## REQUIRED TASK
Give back the whole listing exactly as shown.
** start of EXTRACTED DATA **
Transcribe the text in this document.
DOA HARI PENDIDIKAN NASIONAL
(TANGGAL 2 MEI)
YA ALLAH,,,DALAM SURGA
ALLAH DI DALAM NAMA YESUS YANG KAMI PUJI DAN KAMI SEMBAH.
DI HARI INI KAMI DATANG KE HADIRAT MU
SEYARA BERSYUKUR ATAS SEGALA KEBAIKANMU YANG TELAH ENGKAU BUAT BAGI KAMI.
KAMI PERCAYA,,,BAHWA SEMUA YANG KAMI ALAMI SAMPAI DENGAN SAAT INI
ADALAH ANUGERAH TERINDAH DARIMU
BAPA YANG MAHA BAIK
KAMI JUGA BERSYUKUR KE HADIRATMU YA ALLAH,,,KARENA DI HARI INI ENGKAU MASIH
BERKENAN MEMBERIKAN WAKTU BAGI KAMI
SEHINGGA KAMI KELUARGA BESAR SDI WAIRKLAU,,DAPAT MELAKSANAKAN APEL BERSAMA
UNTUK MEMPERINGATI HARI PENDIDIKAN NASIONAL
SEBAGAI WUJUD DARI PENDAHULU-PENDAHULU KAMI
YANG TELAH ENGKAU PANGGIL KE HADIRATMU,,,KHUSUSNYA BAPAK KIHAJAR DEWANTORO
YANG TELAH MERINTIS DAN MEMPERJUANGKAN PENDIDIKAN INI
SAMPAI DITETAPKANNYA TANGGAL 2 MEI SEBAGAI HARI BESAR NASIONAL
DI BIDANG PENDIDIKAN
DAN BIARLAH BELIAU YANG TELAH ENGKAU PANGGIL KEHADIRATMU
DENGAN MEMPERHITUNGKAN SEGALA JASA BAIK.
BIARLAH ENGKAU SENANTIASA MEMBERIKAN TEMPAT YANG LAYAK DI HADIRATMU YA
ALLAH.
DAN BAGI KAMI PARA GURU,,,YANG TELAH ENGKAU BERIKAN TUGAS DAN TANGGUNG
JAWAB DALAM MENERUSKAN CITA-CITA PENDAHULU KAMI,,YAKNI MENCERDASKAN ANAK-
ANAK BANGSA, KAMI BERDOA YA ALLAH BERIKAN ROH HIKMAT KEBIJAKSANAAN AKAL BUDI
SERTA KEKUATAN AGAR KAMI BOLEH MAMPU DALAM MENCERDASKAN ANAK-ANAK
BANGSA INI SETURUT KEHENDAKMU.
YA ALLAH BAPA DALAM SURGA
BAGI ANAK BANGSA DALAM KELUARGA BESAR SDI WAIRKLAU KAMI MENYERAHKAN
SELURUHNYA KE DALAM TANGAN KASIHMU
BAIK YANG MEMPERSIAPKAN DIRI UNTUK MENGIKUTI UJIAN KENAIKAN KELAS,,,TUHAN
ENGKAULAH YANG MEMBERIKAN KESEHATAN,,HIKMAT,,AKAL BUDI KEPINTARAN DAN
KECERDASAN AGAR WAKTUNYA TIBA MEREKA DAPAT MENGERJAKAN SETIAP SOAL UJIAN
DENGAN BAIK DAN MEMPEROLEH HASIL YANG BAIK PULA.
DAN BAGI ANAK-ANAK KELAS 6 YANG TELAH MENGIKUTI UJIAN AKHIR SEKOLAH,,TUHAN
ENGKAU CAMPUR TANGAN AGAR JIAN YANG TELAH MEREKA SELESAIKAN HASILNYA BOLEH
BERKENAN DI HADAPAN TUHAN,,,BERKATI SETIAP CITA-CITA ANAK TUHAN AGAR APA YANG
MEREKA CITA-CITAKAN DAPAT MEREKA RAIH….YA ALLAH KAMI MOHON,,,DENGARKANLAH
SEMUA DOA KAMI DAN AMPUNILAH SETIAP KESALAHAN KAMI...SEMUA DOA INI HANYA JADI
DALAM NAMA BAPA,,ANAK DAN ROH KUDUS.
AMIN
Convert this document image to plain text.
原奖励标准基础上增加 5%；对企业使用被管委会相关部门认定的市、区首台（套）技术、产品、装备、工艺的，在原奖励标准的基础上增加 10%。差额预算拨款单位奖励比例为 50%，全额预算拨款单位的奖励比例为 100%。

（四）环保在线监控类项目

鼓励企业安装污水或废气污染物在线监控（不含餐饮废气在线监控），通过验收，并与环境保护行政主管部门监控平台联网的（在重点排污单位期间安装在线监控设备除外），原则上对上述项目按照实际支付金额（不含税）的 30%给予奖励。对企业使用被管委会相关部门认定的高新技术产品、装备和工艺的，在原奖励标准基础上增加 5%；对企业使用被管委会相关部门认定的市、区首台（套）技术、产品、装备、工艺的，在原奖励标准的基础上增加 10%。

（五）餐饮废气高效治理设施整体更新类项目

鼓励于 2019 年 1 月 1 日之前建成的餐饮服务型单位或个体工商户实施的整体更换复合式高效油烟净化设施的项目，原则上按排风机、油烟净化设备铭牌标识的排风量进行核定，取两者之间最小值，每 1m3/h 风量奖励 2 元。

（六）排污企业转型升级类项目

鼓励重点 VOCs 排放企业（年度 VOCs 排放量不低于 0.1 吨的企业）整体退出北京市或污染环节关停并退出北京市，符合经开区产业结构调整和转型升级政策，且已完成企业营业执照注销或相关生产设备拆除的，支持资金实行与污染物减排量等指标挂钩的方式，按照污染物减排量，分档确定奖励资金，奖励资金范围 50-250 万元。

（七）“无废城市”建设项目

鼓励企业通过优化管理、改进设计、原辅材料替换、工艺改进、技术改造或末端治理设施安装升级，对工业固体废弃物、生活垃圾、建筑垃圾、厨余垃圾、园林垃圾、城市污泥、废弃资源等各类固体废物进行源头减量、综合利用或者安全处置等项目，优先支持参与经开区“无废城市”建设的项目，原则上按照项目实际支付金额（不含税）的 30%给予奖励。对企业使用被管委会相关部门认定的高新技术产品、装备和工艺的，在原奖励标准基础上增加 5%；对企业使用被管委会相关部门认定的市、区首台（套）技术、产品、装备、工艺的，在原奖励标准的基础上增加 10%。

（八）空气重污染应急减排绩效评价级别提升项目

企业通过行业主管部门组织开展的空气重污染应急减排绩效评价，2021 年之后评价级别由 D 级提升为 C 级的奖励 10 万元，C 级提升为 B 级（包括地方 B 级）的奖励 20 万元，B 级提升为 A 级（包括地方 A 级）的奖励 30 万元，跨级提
** end of EXTRACTED DATA **
## REPLY TO THE EXERCISE
Transcribe the text in this document.
DOA HARI PENDIDIKAN NASIONAL
(TANGGAL 2 MEI)
YA ALLAH,,,DALAM SURGA
ALLAH DI DALAM NAMA YESUS YANG KAMI PUJI DAN KAMI SEMBAH.
DI HARI INI KAMI DATANG KE HADIRAT MU
SEYARA BERSYUKUR ATAS SEGALA KEBAIKANMU YANG TELAH ENGKAU BUAT BAGI KAMI.
KAMI PERCAYA,,,BAHWA SEMUA YANG KAMI ALAMI SAMPAI DENGAN SAAT INI
ADALAH ANUGERAH TERINDAH DARIMU
BAPA YANG MAHA BAIK
KAMI JUGA BERSYUKUR KE HADIRATMU YA ALLAH,,,KARENA DI HARI INI ENGKAU MASIH
BERKENAN MEMBERIKAN WAKTU BAGI KAMI
SEHINGGA KAMI KELUARGA BESAR SDI WAIRKLAU,,DAPAT MELAKSANAKAN APEL BERSAMA
UNTUK MEMPERINGATI HARI PENDIDIKAN NASIONAL
SEBAGAI WUJUD DARI PENDAHULU-PENDAHULU KAMI
YANG TELAH ENGKAU PANGGIL KE HADIRATMU,,,KHUSUSNYA BAPAK KIHAJAR DEWANTORO
YANG TELAH MERINTIS DAN MEMPERJUANGKAN PENDIDIKAN INI
SAMPAI DITETAPKANNYA TANGGAL 2 MEI SEBAGAI HARI BESAR NASIONAL
DI BIDANG PENDIDIKAN
DAN BIARLAH BELIAU YANG TELAH ENGKAU PANGGIL KEHADIRATMU
DENGAN MEMPERHITUNGKAN SEGALA JASA BAIK.
BIARLAH ENGKAU SENANTIASA MEMBERIKAN TEMPAT YANG LAYAK DI HADIRATMU YA
ALLAH.
DAN BAGI KAMI PARA GURU,,,YANG TELAH ENGKAU BERIKAN TUGAS DAN TANGGUNG
JAWAB DALAM MENERUSKAN CITA-CITA PENDAHULU KAMI,,YAKNI MENCERDASKAN ANAK-
ANAK BANGSA, KAMI BERDOA YA ALLAH BERIKAN ROH HIKMAT KEBIJAKSANAAN AKAL BUDI
SERTA KEKUATAN AGAR KAMI BOLEH MAMPU DALAM MENCERDASKAN ANAK-ANAK
BANGSA INI SETURUT KEHENDAKMU.
YA ALLAH BAPA DALAM SURGA
BAGI ANAK BANGSA DALAM KELUARGA BESAR SDI WAIRKLAU KAMI MENYERAHKAN
SELURUHNYA KE DALAM TANGAN KASIHMU
BAIK YANG MEMPERSIAPKAN DIRI UNTUK MENGIKUTI UJIAN KENAIKAN KELAS,,,TUHAN
ENGKAULAH YANG MEMBERIKAN KESEHATAN,,HIKMAT,,AKAL BUDI KEPINTARAN DAN
KECERDASAN AGAR WAKTUNYA TIBA MEREKA DAPAT MENGERJAKAN SETIAP SOAL UJIAN
DENGAN BAIK DAN MEMPEROLEH HASIL YANG BAIK PULA.
DAN BAGI ANAK-ANAK KELAS 6 YANG TELAH MENGIKUTI UJIAN AKHIR SEKOLAH,,TUHAN
ENGKAU CAMPUR TANGAN AGAR JIAN YANG TELAH MEREKA SELESAIKAN HASILNYA BOLEH
BERKENAN DI HADAPAN TUHAN,,,BERKATI SETIAP CITA-CITA ANAK TUHAN AGAR APA YANG
MEREKA CITA-CITAKAN DAPAT MEREKA RAIH….YA ALLAH KAMI MOHON,,,DENGARKANLAH
SEMUA DOA KAMI DAN AMPUNILAH SETIAP KESALAHAN KAMI...SEMUA DOA INI HANYA JADI
DALAM NAMA BAPA,,ANAK DAN ROH KUDUS.
AMIN
Convert this document image to plain text.
原奖励标准基础上增加 5%；对企业使用被管委会相关部门认定的市、区首台（套）技术、产品、装备、工艺的，在原奖励标准的基础上增加 10%。差额预算拨款单位奖励比例为 50%，全额预算拨款单位的奖励比例为 100%。

（四）环保在线监控类项目

鼓励企业安装污水或废气污染物在线监控（不含餐饮废气在线监控），通过验收，并与环境保护行政主管部门监控平台联网的（在重点排污单位期间安装在线监控设备除外），原则上对上述项目按照实际支付金额（不含税）的 30%给予奖励。对企业使用被管委会相关部门认定的高新技术产品、装备和工艺的，在原奖励标准基础上增加 5%；对企业使用被管委会相关部门认定的市、区首台（套）技术、产品、装备、工艺的，在原奖励标准的基础上增加 10%。

（五）餐饮废气高效治理设施整体更新类项目

鼓励于 2019 年 1 月 1 日之前建成的餐饮服务型单位或个体工商户实施的整体更换复合式高效油烟净化设施的项目，原则上按排风机、油烟净化设备铭牌标识的排风量进行核定，取两者之间最小值，每 1m3/h 风量奖励 2 元。

（六）排污企业转型升级类项目

鼓励重点 VOCs 排放企业（年度 VOCs 排放量不低于 0.1 吨的企业）整体退出北京市或污染环节关停并退出北京市，符合经开区产业结构调整和转型升级政策，且已完成企业营业执照注销或相关生产设备拆除的，支持资金实行与污染物减排量等指标挂钩的方式，按照污染物减排量，分档确定奖励资金，奖励资金范围 50-250 万元。

（七）“无废城市”建设项目

鼓励企业通过优化管理、改进设计、原辅材料替换、工艺改进、技术改造或末端治理设施安装升级，对工业固体废弃物、生活垃圾、建筑垃圾、厨余垃圾、园林垃圾、城市污泥、废弃资源等各类固体废物进行源头减量、综合利用或者安全处置等项目，优先支持参与经开区“无废城市”建设的项目，原则上按照项目实际支付金额（不含税）的 30%给予奖励。对企业使用被管委会相关部门认定的高新技术产品、装备和工艺的，在原奖励标准基础上增加 5%；对企业使用被管委会相关部门认定的市、区首台（套）技术、产品、装备、工艺的，在原奖励标准的基础上增加 10%。

（八）空气重污染应急减排绩效评价级别提升项目

企业通过行业主管部门组织开展的空气重污染应急减排绩效评价，2021 年之后评价级别由 D 级提升为 C 级的奖励 10 万元，C 级提升为 B 级（包括地方 B 级）的奖励 20 万元，B 级提升为 A 级（包括地方 A 级）的奖励 30 万元，跨级提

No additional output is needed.